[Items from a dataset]
........
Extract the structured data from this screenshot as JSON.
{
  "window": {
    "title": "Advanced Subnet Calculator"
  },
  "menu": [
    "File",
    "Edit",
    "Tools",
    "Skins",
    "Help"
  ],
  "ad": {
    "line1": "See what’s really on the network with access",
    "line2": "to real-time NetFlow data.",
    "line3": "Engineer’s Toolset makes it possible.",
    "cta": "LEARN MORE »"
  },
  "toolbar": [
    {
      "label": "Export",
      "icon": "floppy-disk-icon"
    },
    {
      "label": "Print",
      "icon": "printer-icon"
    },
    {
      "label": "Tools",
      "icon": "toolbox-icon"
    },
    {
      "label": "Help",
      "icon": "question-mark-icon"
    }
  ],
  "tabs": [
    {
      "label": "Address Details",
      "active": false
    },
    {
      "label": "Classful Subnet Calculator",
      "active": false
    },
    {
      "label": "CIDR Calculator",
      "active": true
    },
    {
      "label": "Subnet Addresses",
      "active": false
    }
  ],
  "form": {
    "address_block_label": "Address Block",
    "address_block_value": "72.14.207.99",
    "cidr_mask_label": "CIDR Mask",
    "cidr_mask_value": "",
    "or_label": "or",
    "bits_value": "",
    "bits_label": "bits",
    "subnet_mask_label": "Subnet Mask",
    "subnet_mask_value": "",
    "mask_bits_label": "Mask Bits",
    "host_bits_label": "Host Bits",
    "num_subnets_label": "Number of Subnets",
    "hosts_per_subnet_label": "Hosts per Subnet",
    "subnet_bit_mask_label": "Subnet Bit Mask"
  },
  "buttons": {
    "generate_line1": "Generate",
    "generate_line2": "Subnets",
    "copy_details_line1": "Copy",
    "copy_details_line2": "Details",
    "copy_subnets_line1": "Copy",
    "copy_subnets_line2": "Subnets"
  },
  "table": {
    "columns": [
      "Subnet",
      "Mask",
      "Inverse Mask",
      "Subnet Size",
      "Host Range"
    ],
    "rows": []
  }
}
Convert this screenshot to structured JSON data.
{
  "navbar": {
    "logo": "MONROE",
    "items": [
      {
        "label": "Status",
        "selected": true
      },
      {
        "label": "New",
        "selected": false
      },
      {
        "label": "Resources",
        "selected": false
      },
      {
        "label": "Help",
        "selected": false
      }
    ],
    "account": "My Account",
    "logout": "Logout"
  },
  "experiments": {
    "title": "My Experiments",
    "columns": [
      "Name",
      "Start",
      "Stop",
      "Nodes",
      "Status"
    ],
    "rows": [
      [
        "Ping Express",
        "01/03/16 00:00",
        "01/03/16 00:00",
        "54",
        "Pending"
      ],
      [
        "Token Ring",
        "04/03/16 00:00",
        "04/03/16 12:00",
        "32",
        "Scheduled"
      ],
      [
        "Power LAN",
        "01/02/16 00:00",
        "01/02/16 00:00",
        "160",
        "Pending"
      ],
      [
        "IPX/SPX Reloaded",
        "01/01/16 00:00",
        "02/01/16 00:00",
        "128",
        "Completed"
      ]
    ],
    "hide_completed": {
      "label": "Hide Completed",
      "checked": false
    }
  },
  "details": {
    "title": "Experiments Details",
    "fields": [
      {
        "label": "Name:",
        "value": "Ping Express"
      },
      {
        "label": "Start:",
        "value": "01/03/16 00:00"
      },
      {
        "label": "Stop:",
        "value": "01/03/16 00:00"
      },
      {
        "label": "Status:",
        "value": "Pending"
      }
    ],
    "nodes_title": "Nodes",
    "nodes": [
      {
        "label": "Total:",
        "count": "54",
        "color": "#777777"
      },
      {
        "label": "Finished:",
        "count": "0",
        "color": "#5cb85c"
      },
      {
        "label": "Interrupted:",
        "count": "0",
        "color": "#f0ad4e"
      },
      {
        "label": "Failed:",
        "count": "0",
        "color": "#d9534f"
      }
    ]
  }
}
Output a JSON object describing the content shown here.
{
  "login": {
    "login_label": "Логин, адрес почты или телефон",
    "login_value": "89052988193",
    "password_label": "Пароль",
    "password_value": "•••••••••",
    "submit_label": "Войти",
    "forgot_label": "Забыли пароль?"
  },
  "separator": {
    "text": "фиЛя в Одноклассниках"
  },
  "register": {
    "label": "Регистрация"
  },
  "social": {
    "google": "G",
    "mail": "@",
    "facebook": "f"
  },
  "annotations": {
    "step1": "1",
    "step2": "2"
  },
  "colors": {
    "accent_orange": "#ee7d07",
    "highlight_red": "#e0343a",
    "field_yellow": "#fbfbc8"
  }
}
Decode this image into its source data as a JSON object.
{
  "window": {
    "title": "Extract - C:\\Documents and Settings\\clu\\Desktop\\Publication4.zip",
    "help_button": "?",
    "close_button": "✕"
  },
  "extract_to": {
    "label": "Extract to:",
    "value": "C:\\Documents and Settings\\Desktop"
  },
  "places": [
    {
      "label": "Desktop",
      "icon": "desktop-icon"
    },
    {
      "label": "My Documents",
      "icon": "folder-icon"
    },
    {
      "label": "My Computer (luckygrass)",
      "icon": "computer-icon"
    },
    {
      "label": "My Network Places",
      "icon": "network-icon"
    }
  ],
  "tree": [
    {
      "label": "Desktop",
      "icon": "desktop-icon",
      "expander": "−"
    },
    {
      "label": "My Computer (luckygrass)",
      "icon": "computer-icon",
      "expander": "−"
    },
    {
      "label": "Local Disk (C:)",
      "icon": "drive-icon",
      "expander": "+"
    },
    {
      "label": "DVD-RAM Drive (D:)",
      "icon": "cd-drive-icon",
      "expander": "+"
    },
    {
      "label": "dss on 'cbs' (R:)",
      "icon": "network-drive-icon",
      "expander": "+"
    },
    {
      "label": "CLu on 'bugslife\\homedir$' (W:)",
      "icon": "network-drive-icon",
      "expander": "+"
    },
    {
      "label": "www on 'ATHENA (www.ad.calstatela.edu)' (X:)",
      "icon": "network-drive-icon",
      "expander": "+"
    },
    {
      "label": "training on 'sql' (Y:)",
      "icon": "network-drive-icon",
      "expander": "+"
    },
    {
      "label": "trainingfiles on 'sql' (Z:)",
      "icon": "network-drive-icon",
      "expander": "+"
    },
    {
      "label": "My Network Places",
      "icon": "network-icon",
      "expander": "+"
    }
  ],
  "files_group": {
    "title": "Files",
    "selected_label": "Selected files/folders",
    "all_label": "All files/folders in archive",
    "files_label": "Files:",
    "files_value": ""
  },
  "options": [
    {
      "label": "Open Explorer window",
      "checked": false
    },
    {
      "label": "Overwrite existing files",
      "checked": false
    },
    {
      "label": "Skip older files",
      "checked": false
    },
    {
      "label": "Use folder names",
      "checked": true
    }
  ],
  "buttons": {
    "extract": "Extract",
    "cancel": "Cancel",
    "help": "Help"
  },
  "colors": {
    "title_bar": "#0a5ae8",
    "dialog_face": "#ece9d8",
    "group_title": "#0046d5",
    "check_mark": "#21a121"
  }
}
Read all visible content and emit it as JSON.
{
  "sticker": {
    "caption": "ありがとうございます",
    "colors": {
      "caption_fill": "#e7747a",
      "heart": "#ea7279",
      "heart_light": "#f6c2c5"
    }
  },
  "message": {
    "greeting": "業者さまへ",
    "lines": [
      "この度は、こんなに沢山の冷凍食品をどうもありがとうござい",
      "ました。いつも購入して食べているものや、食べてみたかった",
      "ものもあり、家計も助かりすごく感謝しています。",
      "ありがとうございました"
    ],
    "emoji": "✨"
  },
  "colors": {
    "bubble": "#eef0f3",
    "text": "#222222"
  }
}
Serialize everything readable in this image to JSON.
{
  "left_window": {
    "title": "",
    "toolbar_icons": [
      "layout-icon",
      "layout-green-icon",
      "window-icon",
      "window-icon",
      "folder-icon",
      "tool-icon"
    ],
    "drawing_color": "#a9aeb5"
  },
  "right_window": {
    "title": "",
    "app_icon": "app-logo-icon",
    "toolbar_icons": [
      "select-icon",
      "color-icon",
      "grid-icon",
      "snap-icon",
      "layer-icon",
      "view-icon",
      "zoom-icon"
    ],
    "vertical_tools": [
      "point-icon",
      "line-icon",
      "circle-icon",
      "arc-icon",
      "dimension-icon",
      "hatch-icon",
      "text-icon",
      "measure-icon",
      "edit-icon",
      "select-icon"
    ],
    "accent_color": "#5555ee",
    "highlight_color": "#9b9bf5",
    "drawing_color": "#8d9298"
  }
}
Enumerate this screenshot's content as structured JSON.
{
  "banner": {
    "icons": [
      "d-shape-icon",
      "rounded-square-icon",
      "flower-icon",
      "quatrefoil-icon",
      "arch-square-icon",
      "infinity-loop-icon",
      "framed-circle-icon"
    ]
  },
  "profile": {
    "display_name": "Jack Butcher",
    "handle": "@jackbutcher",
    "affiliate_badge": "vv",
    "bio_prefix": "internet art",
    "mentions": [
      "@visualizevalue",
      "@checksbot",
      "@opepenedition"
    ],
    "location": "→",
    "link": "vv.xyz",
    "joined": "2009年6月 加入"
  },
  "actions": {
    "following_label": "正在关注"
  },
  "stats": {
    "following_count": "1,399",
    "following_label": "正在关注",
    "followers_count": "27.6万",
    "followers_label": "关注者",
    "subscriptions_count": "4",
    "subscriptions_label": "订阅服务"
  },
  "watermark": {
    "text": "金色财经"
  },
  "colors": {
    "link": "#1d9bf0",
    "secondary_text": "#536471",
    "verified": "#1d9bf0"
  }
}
........
#### What to work on:
Return all lines of the material above in which the word "true" occurs.

#### Solution to the exercise:
      "active": true
        "selected": true
      "checked": true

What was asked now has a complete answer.